Goal
Look through the data below. Pick out the lines holding the string "screenshot".
— START —
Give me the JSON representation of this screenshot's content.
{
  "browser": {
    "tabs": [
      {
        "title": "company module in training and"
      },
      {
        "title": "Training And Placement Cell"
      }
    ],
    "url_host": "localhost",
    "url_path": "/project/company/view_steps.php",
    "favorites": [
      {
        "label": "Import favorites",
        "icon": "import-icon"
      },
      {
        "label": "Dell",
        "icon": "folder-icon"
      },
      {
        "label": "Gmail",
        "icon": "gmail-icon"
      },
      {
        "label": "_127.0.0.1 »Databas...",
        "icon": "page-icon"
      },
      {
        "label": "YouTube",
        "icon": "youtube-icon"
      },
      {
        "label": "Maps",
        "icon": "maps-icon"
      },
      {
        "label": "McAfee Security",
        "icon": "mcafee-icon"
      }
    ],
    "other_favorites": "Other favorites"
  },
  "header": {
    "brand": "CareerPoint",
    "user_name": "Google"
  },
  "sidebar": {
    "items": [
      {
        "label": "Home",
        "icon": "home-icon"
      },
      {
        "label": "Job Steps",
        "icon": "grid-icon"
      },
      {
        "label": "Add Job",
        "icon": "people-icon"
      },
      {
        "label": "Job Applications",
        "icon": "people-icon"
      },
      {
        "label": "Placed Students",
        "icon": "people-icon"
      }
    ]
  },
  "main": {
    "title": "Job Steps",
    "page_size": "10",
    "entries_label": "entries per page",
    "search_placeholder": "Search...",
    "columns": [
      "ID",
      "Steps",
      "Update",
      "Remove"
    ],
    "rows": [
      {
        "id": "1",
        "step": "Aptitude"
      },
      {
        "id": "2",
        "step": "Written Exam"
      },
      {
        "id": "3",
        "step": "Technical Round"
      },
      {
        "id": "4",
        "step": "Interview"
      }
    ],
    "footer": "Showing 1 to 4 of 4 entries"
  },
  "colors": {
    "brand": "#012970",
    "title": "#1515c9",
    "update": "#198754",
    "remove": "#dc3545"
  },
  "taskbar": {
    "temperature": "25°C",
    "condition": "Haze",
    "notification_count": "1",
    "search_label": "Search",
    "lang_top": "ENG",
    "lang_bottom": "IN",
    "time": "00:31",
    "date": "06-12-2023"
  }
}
— END —
— START —
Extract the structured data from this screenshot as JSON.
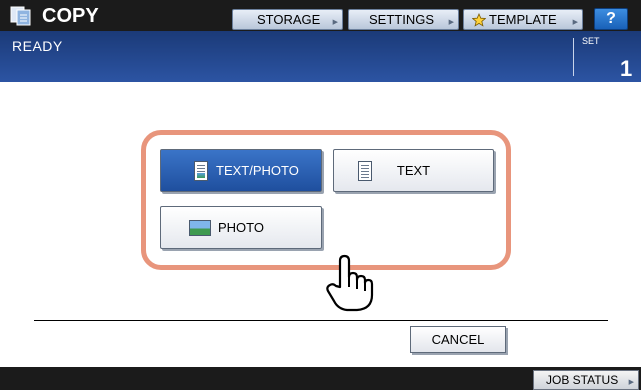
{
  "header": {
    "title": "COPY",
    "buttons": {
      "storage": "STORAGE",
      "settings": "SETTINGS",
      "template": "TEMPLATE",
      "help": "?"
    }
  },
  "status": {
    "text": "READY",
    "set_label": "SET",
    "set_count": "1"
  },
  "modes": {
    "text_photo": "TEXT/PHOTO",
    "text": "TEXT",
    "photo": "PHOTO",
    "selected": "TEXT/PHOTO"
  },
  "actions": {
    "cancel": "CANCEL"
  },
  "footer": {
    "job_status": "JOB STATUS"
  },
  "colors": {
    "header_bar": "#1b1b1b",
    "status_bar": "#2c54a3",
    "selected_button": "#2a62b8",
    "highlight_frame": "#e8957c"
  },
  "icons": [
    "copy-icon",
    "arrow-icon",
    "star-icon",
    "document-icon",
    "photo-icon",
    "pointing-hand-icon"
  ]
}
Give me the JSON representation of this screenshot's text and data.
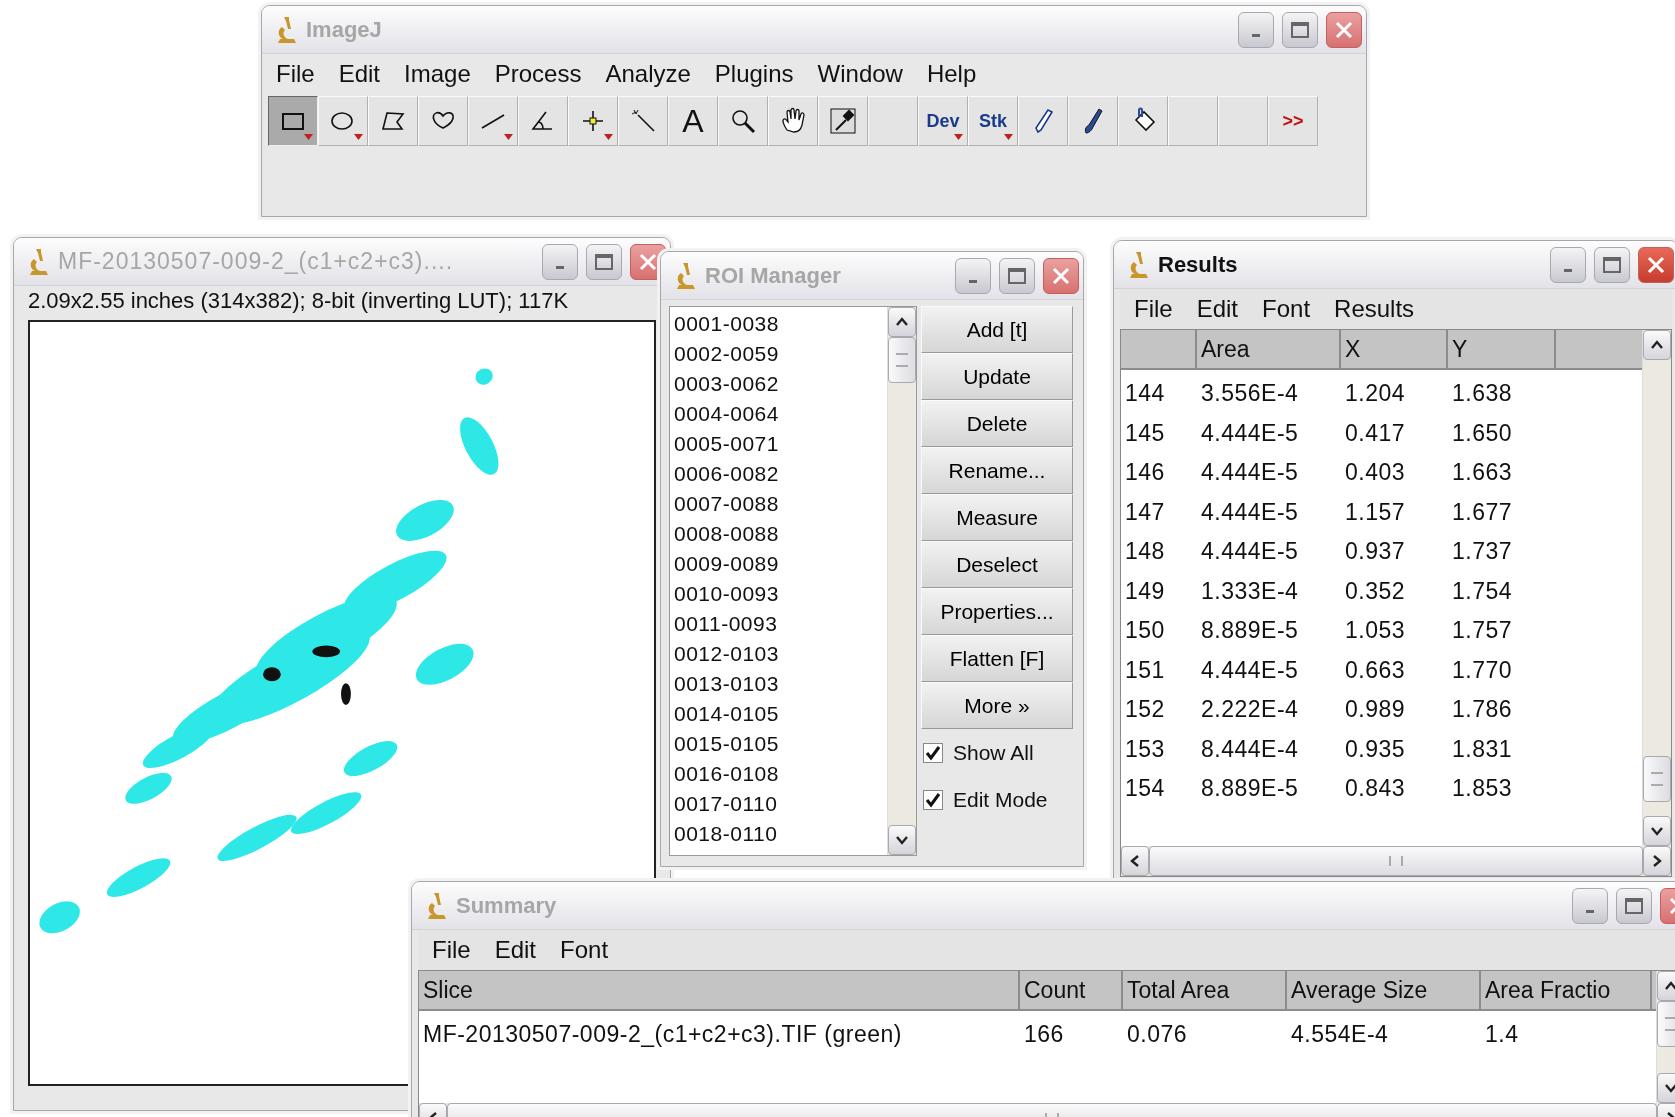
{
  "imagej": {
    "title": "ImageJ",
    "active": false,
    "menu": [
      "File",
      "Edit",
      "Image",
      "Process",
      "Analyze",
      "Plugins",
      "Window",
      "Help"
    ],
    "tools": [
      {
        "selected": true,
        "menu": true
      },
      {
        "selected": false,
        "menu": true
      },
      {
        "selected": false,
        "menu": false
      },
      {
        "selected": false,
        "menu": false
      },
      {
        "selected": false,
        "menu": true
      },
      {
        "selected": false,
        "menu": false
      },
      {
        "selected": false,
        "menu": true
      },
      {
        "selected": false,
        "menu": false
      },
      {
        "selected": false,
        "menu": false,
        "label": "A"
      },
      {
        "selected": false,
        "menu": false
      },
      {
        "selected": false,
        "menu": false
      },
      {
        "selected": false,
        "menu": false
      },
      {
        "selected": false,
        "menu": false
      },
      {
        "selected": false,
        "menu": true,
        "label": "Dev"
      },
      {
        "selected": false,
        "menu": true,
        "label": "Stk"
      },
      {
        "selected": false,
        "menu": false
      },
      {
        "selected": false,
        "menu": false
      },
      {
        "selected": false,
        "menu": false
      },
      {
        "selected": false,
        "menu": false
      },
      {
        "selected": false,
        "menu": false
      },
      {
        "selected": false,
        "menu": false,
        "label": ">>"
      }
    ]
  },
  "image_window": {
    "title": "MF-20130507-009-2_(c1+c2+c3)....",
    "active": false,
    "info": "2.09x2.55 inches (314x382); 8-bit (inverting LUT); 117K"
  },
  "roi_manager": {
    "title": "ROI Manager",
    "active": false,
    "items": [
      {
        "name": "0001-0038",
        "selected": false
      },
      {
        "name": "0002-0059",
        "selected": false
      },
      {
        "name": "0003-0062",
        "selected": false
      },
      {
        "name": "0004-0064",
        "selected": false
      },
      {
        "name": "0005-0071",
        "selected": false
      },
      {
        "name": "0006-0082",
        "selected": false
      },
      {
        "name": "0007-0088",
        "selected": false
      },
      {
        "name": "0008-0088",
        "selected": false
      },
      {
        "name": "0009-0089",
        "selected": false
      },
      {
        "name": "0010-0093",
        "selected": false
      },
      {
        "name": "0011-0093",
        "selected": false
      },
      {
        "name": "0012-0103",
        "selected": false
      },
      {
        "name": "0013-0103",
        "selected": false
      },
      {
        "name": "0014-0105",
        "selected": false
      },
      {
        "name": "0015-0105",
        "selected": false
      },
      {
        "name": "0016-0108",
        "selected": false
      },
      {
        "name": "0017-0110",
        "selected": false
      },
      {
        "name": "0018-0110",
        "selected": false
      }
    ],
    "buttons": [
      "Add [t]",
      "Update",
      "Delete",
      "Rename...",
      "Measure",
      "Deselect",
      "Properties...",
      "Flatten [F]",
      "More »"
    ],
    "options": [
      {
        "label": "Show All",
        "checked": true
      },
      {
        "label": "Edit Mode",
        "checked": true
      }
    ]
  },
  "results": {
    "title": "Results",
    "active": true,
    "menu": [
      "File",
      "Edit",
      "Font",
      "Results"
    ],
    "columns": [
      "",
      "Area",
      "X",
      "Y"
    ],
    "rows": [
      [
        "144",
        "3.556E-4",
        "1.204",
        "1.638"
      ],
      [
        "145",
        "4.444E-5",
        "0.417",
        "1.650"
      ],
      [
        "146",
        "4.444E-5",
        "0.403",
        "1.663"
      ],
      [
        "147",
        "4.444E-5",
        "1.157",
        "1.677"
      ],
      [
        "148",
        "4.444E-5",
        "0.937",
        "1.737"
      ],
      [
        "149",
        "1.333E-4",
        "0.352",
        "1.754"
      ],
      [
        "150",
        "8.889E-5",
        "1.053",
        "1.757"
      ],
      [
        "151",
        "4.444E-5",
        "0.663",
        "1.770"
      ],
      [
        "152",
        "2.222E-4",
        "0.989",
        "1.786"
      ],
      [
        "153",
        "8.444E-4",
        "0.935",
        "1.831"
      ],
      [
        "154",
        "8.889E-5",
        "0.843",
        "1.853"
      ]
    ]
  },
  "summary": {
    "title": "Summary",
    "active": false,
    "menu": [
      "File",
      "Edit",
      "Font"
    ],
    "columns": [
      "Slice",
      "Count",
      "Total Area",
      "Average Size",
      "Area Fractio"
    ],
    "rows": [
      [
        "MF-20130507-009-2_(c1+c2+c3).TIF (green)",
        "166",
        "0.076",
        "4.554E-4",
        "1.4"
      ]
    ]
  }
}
— END —
Output below
Give me the JSON representation of this screenshot's content.
Extract the structured data from this screenshot as JSON.
Give me the JSON representation of this screenshot's text and data.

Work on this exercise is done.